Objective =>
Find each line with the string "convenient" and report it.

Available records =>
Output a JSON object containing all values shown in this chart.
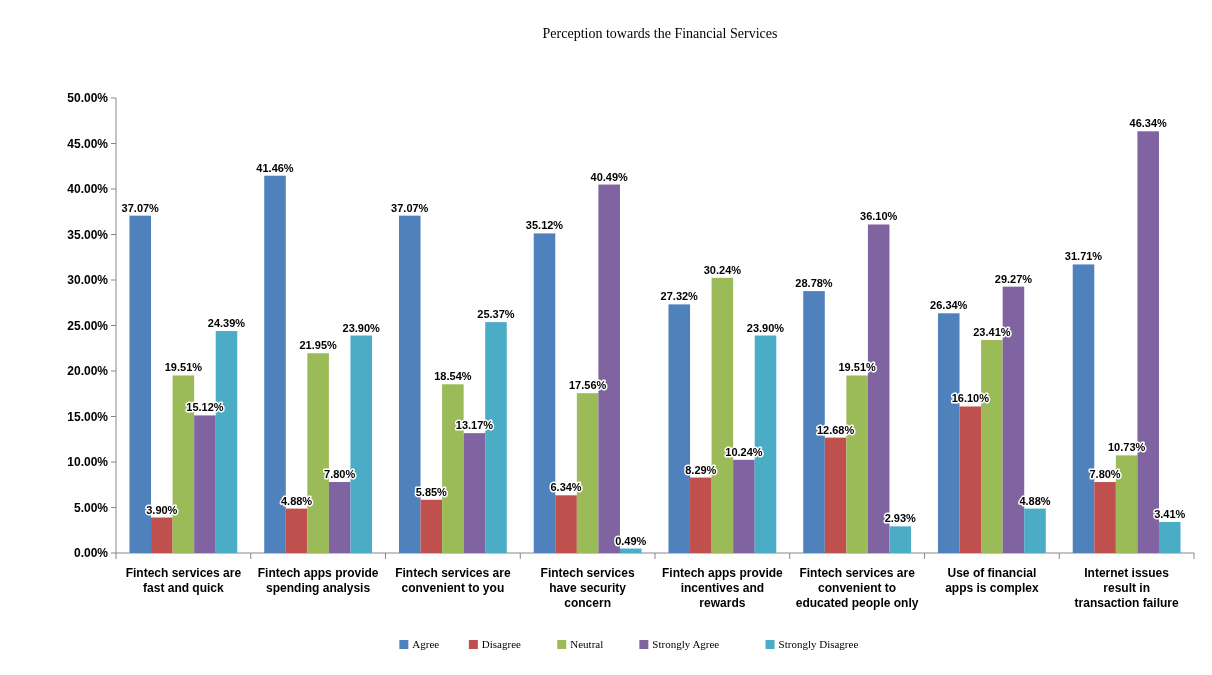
{
  "chart_data": {
    "type": "bar",
    "title": "Perception towards the Financial Services",
    "categories": [
      "Fintech services are fast and quick",
      "Fintech apps provide spending analysis",
      "Fintech services are convenient to you",
      "Fintech services have security concern",
      "Fintech apps provide incentives and rewards",
      "Fintech services are convenient to educated people only",
      "Use of financial apps is complex",
      "Internet issues result in transaction failure"
    ],
    "series": [
      {
        "name": "Agree",
        "color": "#4f81bd",
        "values": [
          37.07,
          41.46,
          37.07,
          35.12,
          27.32,
          28.78,
          26.34,
          31.71
        ],
        "value_labels": [
          "37.07%",
          "41.46%",
          "37.07%",
          "35.12%",
          "27.32%",
          "28.78%",
          "26.34%",
          "31.71%"
        ]
      },
      {
        "name": "Disagree",
        "color": "#c0504d",
        "values": [
          3.9,
          4.88,
          5.85,
          6.34,
          8.29,
          12.68,
          16.1,
          7.8
        ],
        "value_labels": [
          "3.90%",
          "4.88%",
          "5.85%",
          "6.34%",
          "8.29%",
          "12.68%",
          "16.10%",
          "7.80%"
        ]
      },
      {
        "name": "Neutral",
        "color": "#9bbb59",
        "values": [
          19.51,
          21.95,
          18.54,
          17.56,
          30.24,
          19.51,
          23.41,
          10.73
        ],
        "value_labels": [
          "19.51%",
          "21.95%",
          "18.54%",
          "17.56%",
          "30.24%",
          "19.51%",
          "23.41%",
          "10.73%"
        ]
      },
      {
        "name": "Strongly Agree",
        "color": "#8064a2",
        "values": [
          15.12,
          7.8,
          13.17,
          40.49,
          10.24,
          36.1,
          29.27,
          46.34
        ],
        "value_labels": [
          "15.12%",
          "7.80%",
          "13.17%",
          "40.49%",
          "10.24%",
          "36.10%",
          "29.27%",
          "46.34%"
        ]
      },
      {
        "name": "Strongly Disagree",
        "color": "#4bacc6",
        "values": [
          24.39,
          23.9,
          25.37,
          0.49,
          23.9,
          2.93,
          4.88,
          3.41
        ],
        "value_labels": [
          "24.39%",
          "23.90%",
          "25.37%",
          "0.49%",
          "23.90%",
          "2.93%",
          "4.88%",
          "3.41%"
        ]
      }
    ],
    "ylim": [
      0,
      50
    ],
    "yticks": [
      {
        "value": 0,
        "label": "0.00%"
      },
      {
        "value": 5,
        "label": "5.00%"
      },
      {
        "value": 10,
        "label": "10.00%"
      },
      {
        "value": 15,
        "label": "15.00%"
      },
      {
        "value": 20,
        "label": "20.00%"
      },
      {
        "value": 25,
        "label": "25.00%"
      },
      {
        "value": 30,
        "label": "30.00%"
      },
      {
        "value": 35,
        "label": "35.00%"
      },
      {
        "value": 40,
        "label": "40.00%"
      },
      {
        "value": 45,
        "label": "45.00%"
      },
      {
        "value": 50,
        "label": "50.00%"
      }
    ],
    "grid": false,
    "legend": "bottom"
  }
}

Reply =>
      "Fintech services are convenient to you",
      "Fintech services are convenient to educated people only",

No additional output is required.